EXERCISE REQUIREMENTS: Set out each line from the following listing that includes the word "text".

━━━ RECORDS FOR PROCESSING ━━━

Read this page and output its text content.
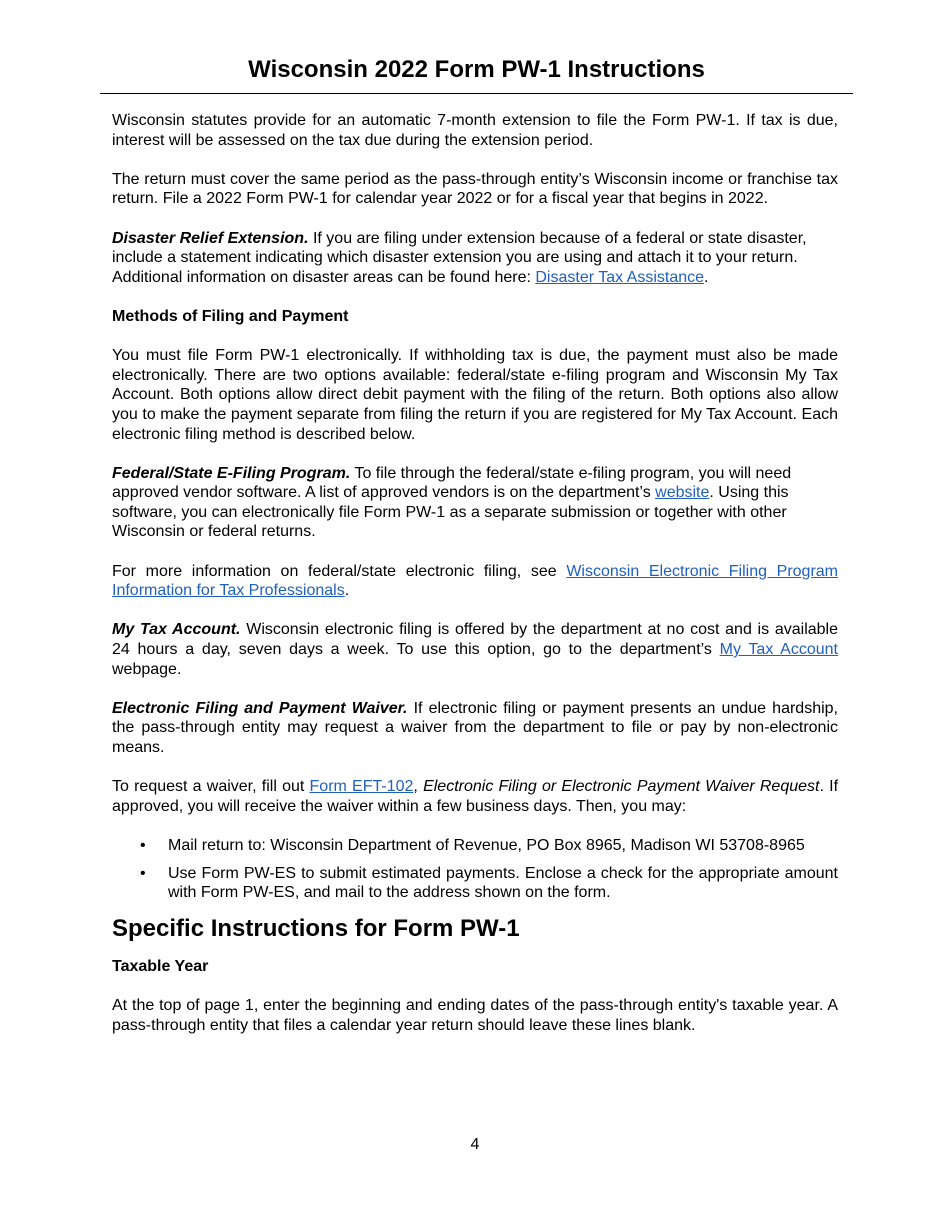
Wisconsin 2022 Form PW-1 Instructions

Wisconsin statutes provide for an automatic 7-month extension to file the Form PW-1. If tax is due, interest will be assessed on the tax due during the extension period.

The return must cover the same period as the pass-through entity’s Wisconsin income or franchise tax return. File a 2022 Form PW-1 for calendar year 2022 or for a fiscal year that begins in 2022.

Disaster Relief Extension. If you are filing under extension because of a federal or state disaster, include a statement indicating which disaster extension you are using and attach it to your return. Additional information on disaster areas can be found here: Disaster Tax Assistance.

Methods of Filing and Payment

You must file Form PW-1 electronically. If withholding tax is due, the payment must also be made electronically. There are two options available: federal/state e-filing program and Wisconsin My Tax Account. Both options allow direct debit payment with the filing of the return. Both options also allow you to make the payment separate from filing the return if you are registered for My Tax Account. Each electronic filing method is described below.

Federal/State E-Filing Program. To file through the federal/state e-filing program, you will need approved vendor software. A list of approved vendors is on the department’s website. Using this software, you can electronically file Form PW-1 as a separate submission or together with other Wisconsin or federal returns.

For more information on federal/state electronic filing, see Wisconsin Electronic Filing Program Information for Tax Professionals.

My Tax Account. Wisconsin electronic filing is offered by the department at no cost and is available 24 hours a day, seven days a week. To use this option, go to the department’s My Tax Account webpage.

Electronic Filing and Payment Waiver. If electronic filing or payment presents an undue hardship, the pass-through entity may request a waiver from the department to file or pay by non-electronic means.

To request a waiver, fill out Form EFT-102, Electronic Filing or Electronic Payment Waiver Request. If approved, you will receive the waiver within a few business days. Then, you may:

• Mail return to: Wisconsin Department of Revenue, PO Box 8965, Madison WI 53708-8965
• Use Form PW-ES to submit estimated payments. Enclose a check for the appropriate amount with Form PW-ES, and mail to the address shown on the form.
Specific Instructions for Form PW-1

Taxable Year

At the top of page 1, enter the beginning and ending dates of the pass-through entity's taxable year. A pass-through entity that files a calendar year return should leave these lines blank.

4
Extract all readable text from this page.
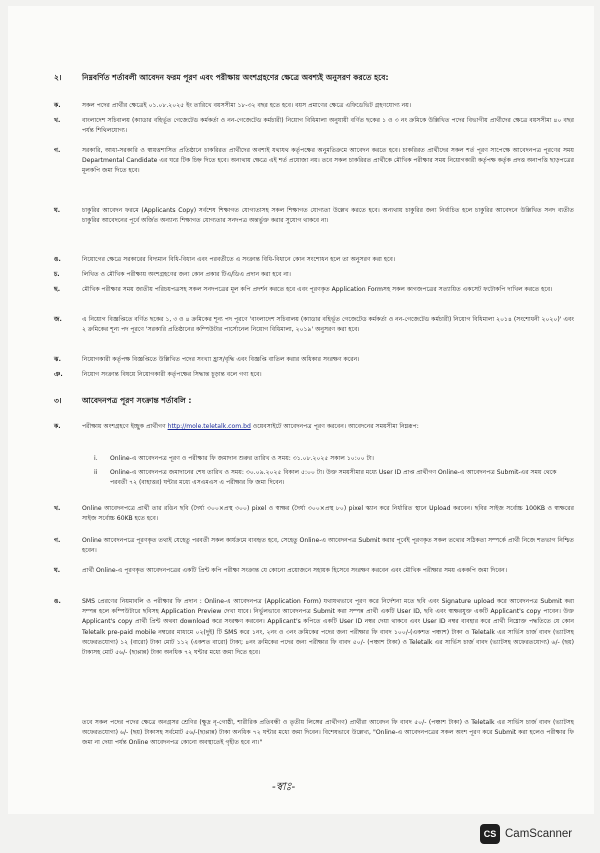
২।	নিম্নবর্ণিত শর্তাবলী আবেদন ফরম পূরণ এবং পরীক্ষায় অংশগ্রহণের ক্ষেত্রে অবশ্যই অনুসরণ করতে হবে:
ক.	সকল পদের প্রার্থীর ক্ষেত্রেই ০১.০৮.২০২৫ ইং তারিখে বয়সসীমা ১৮-৩২ বছর হতে হবে। বয়স প্রমাণের ক্ষেত্রে এফিডেভিট গ্রহণযোগ্য নয়।
খ.	বাংলাদেশ সচিবালয় (ক্যাডার বহির্ভূত গেজেটেড কর্মকর্তা ও নন-গেজেটেড কর্মচারী) নিয়োগ বিধিমালা অনুযায়ী বর্ণিত ছকের ১ ও ৩ নং ক্রমিকে উল্লিখিত পদের বিভাগীয় প্রার্থীদের ক্ষেত্রে বয়সসীমা ৪০ বছর পর্যন্ত শিথিলযোগ্য।
গ.	সরকারি, আধা-সরকারি ও স্বায়ত্তশাসিত প্রতিষ্ঠানে চাকরিরত প্রার্থীদের অবশ্যই যথাযথ কর্তৃপক্ষের অনুমতিক্রমে আবেদন করতে হবে। চাকরিরত প্রার্থীদের সকল শর্ত পূরণ সাপেক্ষে আবেদনপত্র পূরণের সময় Departmental Candidate এর ঘরে টিক চিহ্ন দিতে হবে। অন্যথায় ক্ষেত্রে এই শর্ত প্রযোজ্য নয়। তবে সকল চাকরিরত প্রার্থীকে মৌখিক পরীক্ষার সময় নিয়োগকারী কর্তৃপক্ষ কর্তৃক প্রদত্ত অনাপত্তি ছাড়পত্রের মূলকপি জমা দিতে হবে।
ঘ.	চাকুরির আবেদন ফরমে (Applicants Copy) সর্বশেষ শিক্ষাগত যোগ্যতাসহ সকল শিক্ষাগত যোগ্যতা উল্লেখ করতে হবে। অন্যথায় চাকুরির জন্য নির্বাচিত হলে চাকুরির আবেদনে উল্লিখিত সনদ ব্যতীত চাকুরির আবেদনের পূর্বে অর্জিত অন্যান্য শিক্ষাগত যোগ্যতার সনদপত্র অন্তর্ভুক্ত করার সুযোগ থাকবে না।
ঙ.	নিয়োগের ক্ষেত্রে সরকারের বিদ্যমান বিধি-বিধান এবং পরবর্তীতে এ সংক্রান্ত বিধি-বিধানে কোন সংশোধন হলে তা অনুসরণ করা হবে।
চ.	লিখিত ও মৌখিক পরীক্ষায় অংশগ্রহণের জন্য কোন প্রকার টিএ/ডিএ প্রদান করা হবে না।
ছ.	মৌখিক পরীক্ষার সময় জাতীয় পরিচয়পত্রসহ সকল সনদপত্রের মূল কপি প্রদর্শন করতে হবে এবং পূরণকৃত Application Formসহ সকল কাগজপত্রের সত্যায়িত একসেট ফটোকপি দাখিল করতে হবে।
জ.	এ নিয়োগ বিজ্ঞপ্তিতে বর্ণিত ছকের ১, ৩ ও ৪ ক্রমিকের শূন্য পদ পূরণে 'বাংলাদেশ সচিবালয় (ক্যাডার বহির্ভূত গেজেটেড কর্মকর্তা ও নন-গেজেটেড কর্মচারী) নিয়োগ বিধিমালা ২০১৪ (সংশোধনী ২০২০)' এবং ২ ক্রমিকের শূন্য পদ পূরণে 'সরকারি প্রতিষ্ঠানের কম্পিউটার পার্সোনেল নিয়োগ বিধিমালা, ২০১৯' অনুসরণ করা হবে।
ঝ.	নিয়োগকারী কর্তৃপক্ষ বিজ্ঞপ্তিতে উল্লিখিত পদের সংখ্যা হ্রাস/বৃদ্ধি এবং বিজ্ঞপ্তি বাতিল করার অধিকার সংরক্ষণ করেন।
ঞ.	নিয়োগ সংক্রান্ত বিষয়ে নিয়োগকারী কর্তৃপক্ষের সিদ্ধান্ত চূড়ান্ত বলে গণ্য হবে।
৩।	আবেদনপত্র পূরণ সংক্রান্ত শর্তাবলি :
ক.	পরীক্ষায় অংশগ্রহণে ইচ্ছুক প্রার্থীগণ http://mole.teletalk.com.bd ওয়েবসাইটে আবেদনপত্র পূরণ করবেন। আবেদনের সময়সীমা নিম্নরূপ:
i.	Online-এ আবেদনপত্র পূরণ ও পরীক্ষার ফি জমাদান শুরুর তারিখ ও সময়: ৩১.০৮.২০২৫ সকাল ১০:০০ টা।
ii	Online-এ আবেদনপত্র জমাদানের শেষ তারিখ ও সময়: ৩০.০৯.২০২৫ বিকাল ৫:০০ টা। উক্ত সময়সীমার মধ্যে User ID প্রাপ্ত প্রার্থীগণ Online-এ আবেদনপত্র Submit-এর সময় থেকে পরবর্তী ৭২ (বাহাত্তর) ঘন্টার মধ্যে এসএমএস এ পরীক্ষার ফি জমা দিবেন।
খ.	Online আবেদনপত্রে প্রার্থী তার রঙিন ছবি (দৈর্ঘ্য ৩০০×প্রস্থ ৩০০) pixel ও স্বাক্ষর (দৈর্ঘ্য ৩০০×প্রস্থ ৮০) pixel স্ক্যান করে নির্ধারিত স্থানে Upload করবেন। ছবির সাইজ সর্বোচ্চ 100KB ও স্বাক্ষরের সাইজ সর্বোচ্চ 60KB হতে হবে।
গ.	Online আবেদনপত্রে পূরণকৃত তথ্যই যেহেতু পরবর্তী সকল কার্যক্রমে ব্যবহৃত হবে, সেহেতু Online-এ আবেদনপত্র Submit করার পূর্বেই পূরণকৃত সকল তথ্যের সঠিকতা সম্পর্কে প্রার্থী নিজে শতভাগ নিশ্চিত হবেন।
ঘ.	প্রার্থী Online-এ পূরণকৃত আবেদনপত্রের একটি প্রিন্ট কপি পরীক্ষা সংক্রান্ত যে কোনো প্রয়োজনে সহায়ক হিসেবে সংরক্ষণ করবেন এবং মৌখিক পরীক্ষার সময় এককপি জমা দিবেন।
ঙ.	SMS প্রেরণের নিয়মাবলি ও পরীক্ষার ফি প্রদান : Online-এ আবেদনপত্র (Application Form) যথাযথভাবে পূরণ করে নির্দেশনা মতে ছবি এবং Signature upload করে আবেদনপত্র Submit করা সম্পন্ন হলে কম্পিউটারে ছবিসহ Application Preview দেখা যাবে। নির্ভুলভাবে আবেদনপত্র Submit করা সম্পন্ন প্রার্থী একটি User ID, ছবি এবং স্বাক্ষরযুক্ত একটি Applicant's copy পাবেন। উক্ত Applicant's copy প্রার্থী প্রিন্ট অথবা download করে সংরক্ষণ করবেন। Applicant's কপিতে একটি User ID নম্বর দেয়া থাকবে এবং User ID নম্বর ব্যবহার করে প্রার্থী নিম্নোক্ত পদ্ধতিতে যে কোন Teletalk pre-paid mobile নম্বরের মাধ্যমে ০২(দুই) টি SMS করে ১নং, ২নং ও ৩নং ক্রমিকের পদের জন্য পরীক্ষার ফি বাবদ ১০০/-(একশত পঞ্চাশ) টাকা ও Teletalk এর সার্ভিস চার্জ বাবদ (ভ্যাটসহ অফেরতযোগ্য) ১২ (বারো) টাকা মোট ১১২ (একশত বারো) টাকা; ৪নং ক্রমিকের পদের জন্য পরীক্ষার ফি বাবদ ৫০/- (পঞ্চাশ টাকা) ও Teletalk এর সার্ভিস চার্জ বাবদ (ভ্যাটসহ অফেরতযোগ্য) ৬/- (ছয়) টাকাসহ মোট ৫৬/- (ছাপ্পান্ন) টাকা অনধিক ৭২ ঘন্টার মধ্যে জমা দিতে হবে।
তবে সকল পদের পদের ক্ষেত্রে অনগ্রসর শ্রেণির (ক্ষুদ্র নৃ-গোষ্ঠী, শারীরিক প্রতিবন্ধী ও তৃতীয় লিঙ্গের প্রার্থীগণ) প্রার্থীরা আবেদন ফি বাবদ ৫০/- (পঞ্চাশ টাকা) ও Teletalk এর সার্ভিস চার্জ বাবদ (ভ্যাটসহ অফেরতযোগ্য) ৬/- (ছয়) টাকাসহ সর্বমোট ৫৬/-(ছাপ্পান্ন) টাকা অনধিক ৭২ ঘন্টার মধ্যে জমা দিবেন। বিশেষভাবে উল্লেখ্য, "Online-এ আবেদনপত্রের সকল অংশ পূরণ করে Submit করা হলেও পরীক্ষার ফি জমা না দেয়া পর্যন্ত Online আবেদনপত্র কোনো অবস্থাতেই গৃহীত হবে না।"
-স্বাঃ-
CS CamScanner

━━━

EXPECTED ANSWER:
Read this page and output its text content.
Extract all readable text from this page.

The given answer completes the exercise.